■ Exercise prompt
Scan the records for "resources". Report each line that includes it.

Document page records:
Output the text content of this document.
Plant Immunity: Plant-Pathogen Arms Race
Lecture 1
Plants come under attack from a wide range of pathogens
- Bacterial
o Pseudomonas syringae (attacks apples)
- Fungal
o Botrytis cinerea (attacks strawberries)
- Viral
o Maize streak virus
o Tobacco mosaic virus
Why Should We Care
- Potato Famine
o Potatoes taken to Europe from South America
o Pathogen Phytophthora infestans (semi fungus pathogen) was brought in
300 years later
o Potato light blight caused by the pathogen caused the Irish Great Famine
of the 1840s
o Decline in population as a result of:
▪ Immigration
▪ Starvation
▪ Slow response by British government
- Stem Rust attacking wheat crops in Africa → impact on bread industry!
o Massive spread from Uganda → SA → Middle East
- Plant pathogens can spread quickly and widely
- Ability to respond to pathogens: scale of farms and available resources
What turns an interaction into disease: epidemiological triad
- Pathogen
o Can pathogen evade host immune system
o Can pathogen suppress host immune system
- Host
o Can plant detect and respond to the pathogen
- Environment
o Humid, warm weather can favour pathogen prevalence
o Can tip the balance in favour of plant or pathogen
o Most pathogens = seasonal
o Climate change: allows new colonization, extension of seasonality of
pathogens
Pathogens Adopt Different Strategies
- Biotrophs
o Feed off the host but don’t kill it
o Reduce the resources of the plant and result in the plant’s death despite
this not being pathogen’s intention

■ The answer
- Ability to respond to pathogens: scale of farms and available resources
o Reduce the resources of the plant and result in the plant’s death despite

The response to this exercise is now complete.